Return the whole listing, line for line, without the pictures in it.
--- start ---
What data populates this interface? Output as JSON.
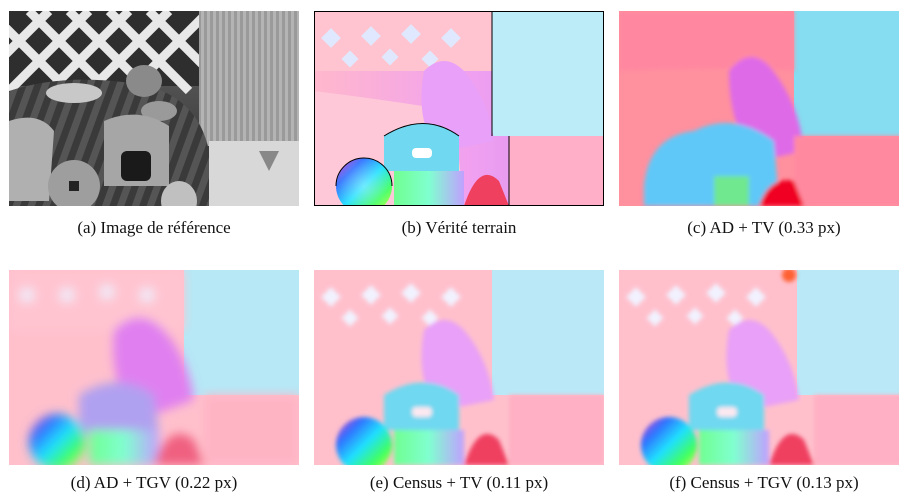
{
  "figure": {
    "captions": [
      "(a) Image de référence",
      "(b) Vérité terrain",
      "(c) AD + TV (0.33 px)",
      "(d) AD + TGV (0.22 px)",
      "(e) Census + TV (0.11 px)",
      "(f) Census + TGV (0.13 px)"
    ]
  }
}
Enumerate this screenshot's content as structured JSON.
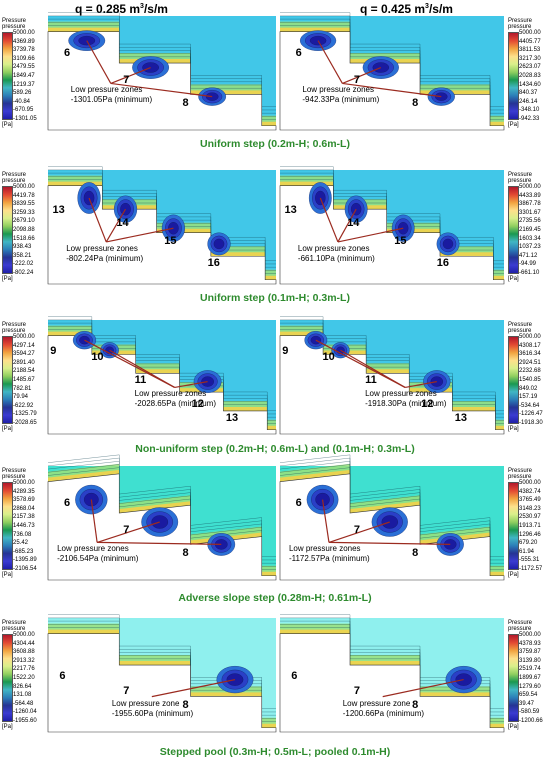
{
  "column_headers": {
    "left_prefix": "q = 0.285 m",
    "left_sup": "3",
    "left_suffix": "/s/m",
    "right_prefix": "q = 0.425 m",
    "right_sup": "3",
    "right_suffix": "/s/m"
  },
  "legend_title": [
    "Pressure",
    "pressure"
  ],
  "legend_unit": "[Pa]",
  "legend_colors": [
    "#b2182b",
    "#e34a33",
    "#f1a340",
    "#fee08b",
    "#d9ef8b",
    "#91cf60",
    "#1a9850",
    "#41b6c4",
    "#2c7fb8",
    "#253494",
    "#3b3bd1",
    "#1f1fa8"
  ],
  "rows": [
    {
      "caption": "Uniform step (0.2m-H; 0.6m-L)",
      "left": {
        "legend": [
          "5000.00",
          "4369.89",
          "3739.78",
          "3109.66",
          "2479.55",
          "1849.47",
          "1219.37",
          "589.26",
          "-40.84",
          "-670.95",
          "-1301.05"
        ],
        "steps": [
          "6",
          "7",
          "8"
        ],
        "label": [
          "Low pressure zones",
          "-1301.05Pa (minimum)"
        ]
      },
      "right": {
        "legend": [
          "5000.00",
          "4405.77",
          "3811.53",
          "3217.30",
          "2623.07",
          "2028.83",
          "1434.60",
          "840.37",
          "246.14",
          "-348.10",
          "-942.33"
        ],
        "steps": [
          "6",
          "7",
          "8"
        ],
        "label": [
          "Low pressure zones",
          "-942.33Pa (minimum)"
        ]
      }
    },
    {
      "caption": "Uniform step (0.1m-H; 0.3m-L)",
      "left": {
        "legend": [
          "5000.00",
          "4419.78",
          "3839.55",
          "3259.33",
          "2679.10",
          "2098.88",
          "1518.66",
          "938.43",
          "358.21",
          "-222.02",
          "-802.24"
        ],
        "steps": [
          "13",
          "14",
          "15",
          "16"
        ],
        "label": [
          "Low pressure zones",
          "-802.24Pa (minimum)"
        ]
      },
      "right": {
        "legend": [
          "5000.00",
          "4433.89",
          "3867.78",
          "3301.67",
          "2735.56",
          "2169.45",
          "1603.34",
          "1037.23",
          "471.12",
          "-94.99",
          "-661.10"
        ],
        "steps": [
          "13",
          "14",
          "15",
          "16"
        ],
        "label": [
          "Low pressure zones",
          "-661.10Pa (minimum)"
        ]
      }
    },
    {
      "caption": "Non-uniform step (0.2m-H; 0.6m-L) and (0.1m-H; 0.3m-L)",
      "left": {
        "legend": [
          "5000.00",
          "4297.14",
          "3594.27",
          "2891.40",
          "2188.54",
          "1485.67",
          "782.81",
          "79.94",
          "-622.92",
          "-1325.79",
          "-2028.65"
        ],
        "steps": [
          "9",
          "10",
          "11",
          "12",
          "13"
        ],
        "label": [
          "Low pressure zones",
          "-2028.65Pa (minimum)"
        ]
      },
      "right": {
        "legend": [
          "5000.00",
          "4308.17",
          "3616.34",
          "2924.51",
          "2232.68",
          "1540.85",
          "849.02",
          "157.19",
          "-534.64",
          "-1226.47",
          "-1918.30"
        ],
        "steps": [
          "9",
          "10",
          "11",
          "12",
          "13"
        ],
        "label": [
          "Low pressure zones",
          "-1918.30Pa (minimum)"
        ]
      }
    },
    {
      "caption": "Adverse slope step (0.28m-H; 0.61m-L)",
      "left": {
        "legend": [
          "5000.00",
          "4289.35",
          "3578.69",
          "2868.04",
          "2157.38",
          "1446.73",
          "736.08",
          "25.42",
          "-685.23",
          "-1395.89",
          "-2106.54"
        ],
        "steps": [
          "6",
          "7",
          "8"
        ],
        "label": [
          "Low pressure zones",
          "-2106.54Pa (minimum)"
        ]
      },
      "right": {
        "legend": [
          "5000.00",
          "4382.74",
          "3765.49",
          "3148.23",
          "2530.97",
          "1913.71",
          "1296.46",
          "679.20",
          "61.94",
          "-555.31",
          "-1172.57"
        ],
        "steps": [
          "6",
          "7",
          "8"
        ],
        "label": [
          "Low pressure zones",
          "-1172.57Pa (minimum)"
        ]
      }
    },
    {
      "caption": "Stepped pool (0.3m-H; 0.5m-L; pooled 0.1m-H)",
      "left": {
        "legend": [
          "5000.00",
          "4304.44",
          "3608.88",
          "2913.32",
          "2217.76",
          "1522.20",
          "826.64",
          "131.08",
          "-564.48",
          "-1260.04",
          "-1955.60"
        ],
        "steps": [
          "6",
          "7",
          "8"
        ],
        "label": [
          "Low pressure zone",
          "-1955.60Pa (minimum)"
        ]
      },
      "right": {
        "legend": [
          "5000.00",
          "4378.93",
          "3759.87",
          "3139.80",
          "2519.74",
          "1899.67",
          "1279.60",
          "659.54",
          "39.47",
          "-580.59",
          "-1200.66"
        ],
        "steps": [
          "6",
          "7",
          "8"
        ],
        "label": [
          "Low pressure zone",
          "-1200.66Pa (minimum)"
        ]
      }
    }
  ]
}
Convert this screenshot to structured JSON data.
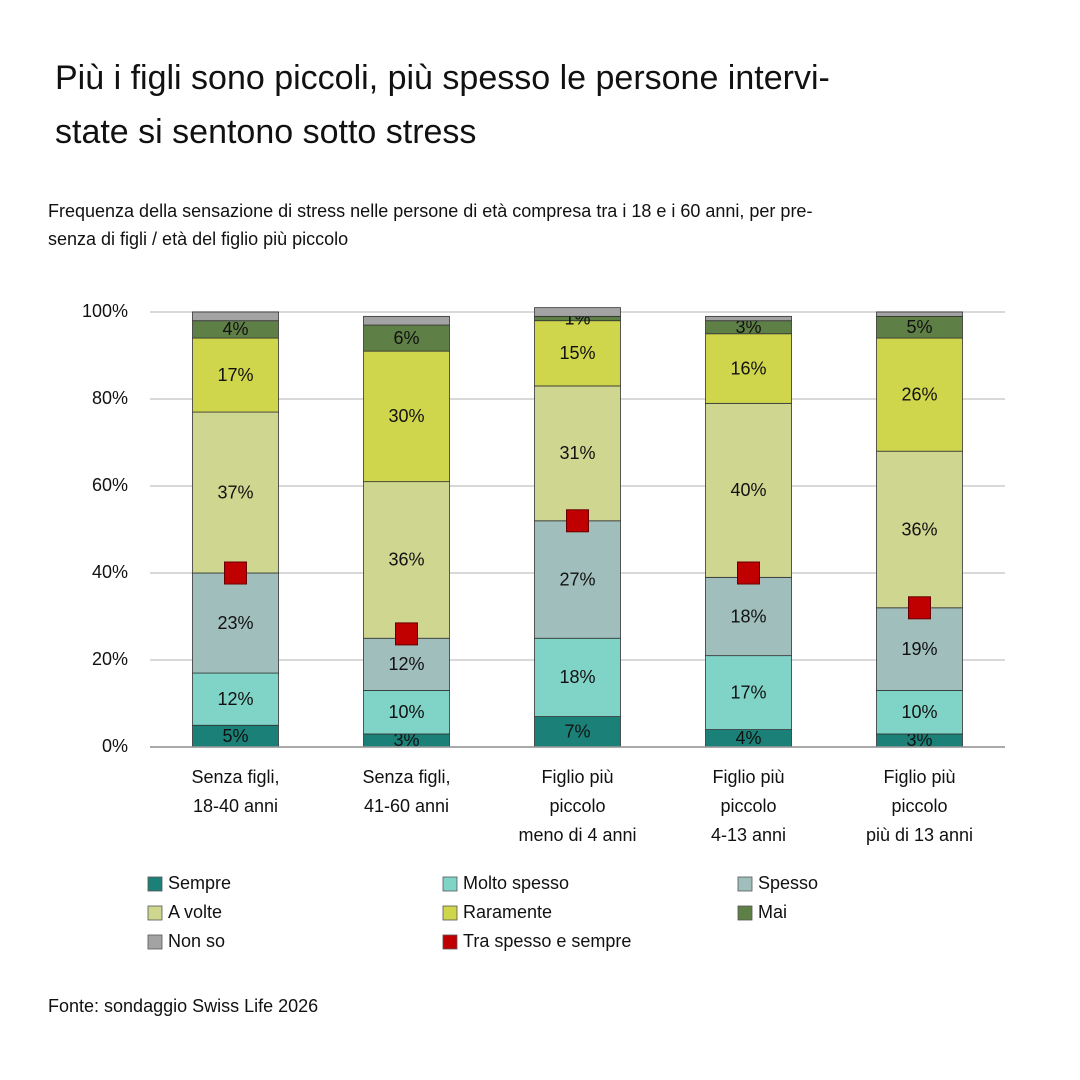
--- end ---
* _CORRECT ANSWER_
What data populates this interface? Output as JSON.
{
  "figure": {
    "captions": [
      "(a) Image de référence",
      "(b) Vérité terrain",
      "(c) AD + TV (0.33 px)",
      "(d) AD + TGV (0.22 px)",
      "(e) Census + TV (0.11 px)",
      "(f) Census + TGV (0.13 px)"
    ]
  }
}
Enumerate this screenshot's content as structured JSON.
{
  "column_headers": {
    "left_prefix": "q = 0.285 m",
    "left_sup": "3",
    "left_suffix": "/s/m",
    "right_prefix": "q = 0.425 m",
    "right_sup": "3",
    "right_suffix": "/s/m"
  },
  "legend_title": [
    "Pressure",
    "pressure"
  ],
  "legend_unit": "[Pa]",
  "legend_colors": [
    "#b2182b",
    "#e34a33",
    "#f1a340",
    "#fee08b",
    "#d9ef8b",
    "#91cf60",
    "#1a9850",
    "#41b6c4",
    "#2c7fb8",
    "#253494",
    "#3b3bd1",
    "#1f1fa8"
  ],
  "rows": [
    {
      "caption": "Uniform step (0.2m-H; 0.6m-L)",
      "left": {
        "legend": [
          "5000.00",
          "4369.89",
          "3739.78",
          "3109.66",
          "2479.55",
          "1849.47",
          "1219.37",
          "589.26",
          "-40.84",
          "-670.95",
          "-1301.05"
        ],
        "steps": [
          "6",
          "7",
          "8"
        ],
        "label": [
          "Low pressure zones",
          "-1301.05Pa (minimum)"
        ]
      },
      "right": {
        "legend": [
          "5000.00",
          "4405.77",
          "3811.53",
          "3217.30",
          "2623.07",
          "2028.83",
          "1434.60",
          "840.37",
          "246.14",
          "-348.10",
          "-942.33"
        ],
        "steps": [
          "6",
          "7",
          "8"
        ],
        "label": [
          "Low pressure zones",
          "-942.33Pa (minimum)"
        ]
      }
    },
    {
      "caption": "Uniform step (0.1m-H; 0.3m-L)",
      "left": {
        "legend": [
          "5000.00",
          "4419.78",
          "3839.55",
          "3259.33",
          "2679.10",
          "2098.88",
          "1518.66",
          "938.43",
          "358.21",
          "-222.02",
          "-802.24"
        ],
        "steps": [
          "13",
          "14",
          "15",
          "16"
        ],
        "label": [
          "Low pressure zones",
          "-802.24Pa (minimum)"
        ]
      },
      "right": {
        "legend": [
          "5000.00",
          "4433.89",
          "3867.78",
          "3301.67",
          "2735.56",
          "2169.45",
          "1603.34",
          "1037.23",
          "471.12",
          "-94.99",
          "-661.10"
        ],
        "steps": [
          "13",
          "14",
          "15",
          "16"
        ],
        "label": [
          "Low pressure zones",
          "-661.10Pa (minimum)"
        ]
      }
    },
    {
      "caption": "Non-uniform step (0.2m-H; 0.6m-L) and (0.1m-H; 0.3m-L)",
      "left": {
        "legend": [
          "5000.00",
          "4297.14",
          "3594.27",
          "2891.40",
          "2188.54",
          "1485.67",
          "782.81",
          "79.94",
          "-622.92",
          "-1325.79",
          "-2028.65"
        ],
        "steps": [
          "9",
          "10",
          "11",
          "12",
          "13"
        ],
        "label": [
          "Low pressure zones",
          "-2028.65Pa (minimum)"
        ]
      },
      "right": {
        "legend": [
          "5000.00",
          "4308.17",
          "3616.34",
          "2924.51",
          "2232.68",
          "1540.85",
          "849.02",
          "157.19",
          "-534.64",
          "-1226.47",
          "-1918.30"
        ],
        "steps": [
          "9",
          "10",
          "11",
          "12",
          "13"
        ],
        "label": [
          "Low pressure zones",
          "-1918.30Pa (minimum)"
        ]
      }
    },
    {
      "caption": "Adverse slope step (0.28m-H; 0.61m-L)",
      "left": {
        "legend": [
          "5000.00",
          "4289.35",
          "3578.69",
          "2868.04",
          "2157.38",
          "1446.73",
          "736.08",
          "25.42",
          "-685.23",
          "-1395.89",
          "-2106.54"
        ],
        "steps": [
          "6",
          "7",
          "8"
        ],
        "label": [
          "Low pressure zones",
          "-2106.54Pa (minimum)"
        ]
      },
      "right": {
        "legend": [
          "5000.00",
          "4382.74",
          "3765.49",
          "3148.23",
          "2530.97",
          "1913.71",
          "1296.46",
          "679.20",
          "61.94",
          "-555.31",
          "-1172.57"
        ],
        "steps": [
          "6",
          "7",
          "8"
        ],
        "label": [
          "Low pressure zones",
          "-1172.57Pa (minimum)"
        ]
      }
    },
    {
      "caption": "Stepped pool (0.3m-H; 0.5m-L; pooled 0.1m-H)",
      "left": {
        "legend": [
          "5000.00",
          "4304.44",
          "3608.88",
          "2913.32",
          "2217.76",
          "1522.20",
          "826.64",
          "131.08",
          "-564.48",
          "-1260.04",
          "-1955.60"
        ],
        "steps": [
          "6",
          "7",
          "8"
        ],
        "label": [
          "Low pressure zone",
          "-1955.60Pa (minimum)"
        ]
      },
      "right": {
        "legend": [
          "5000.00",
          "4378.93",
          "3759.87",
          "3139.80",
          "2519.74",
          "1899.67",
          "1279.60",
          "659.54",
          "39.47",
          "-580.59",
          "-1200.66"
        ],
        "steps": [
          "6",
          "7",
          "8"
        ],
        "label": [
          "Low pressure zone",
          "-1200.66Pa (minimum)"
        ]
      }
    }
  ]
}
Convert this screenshot to structured JSON data.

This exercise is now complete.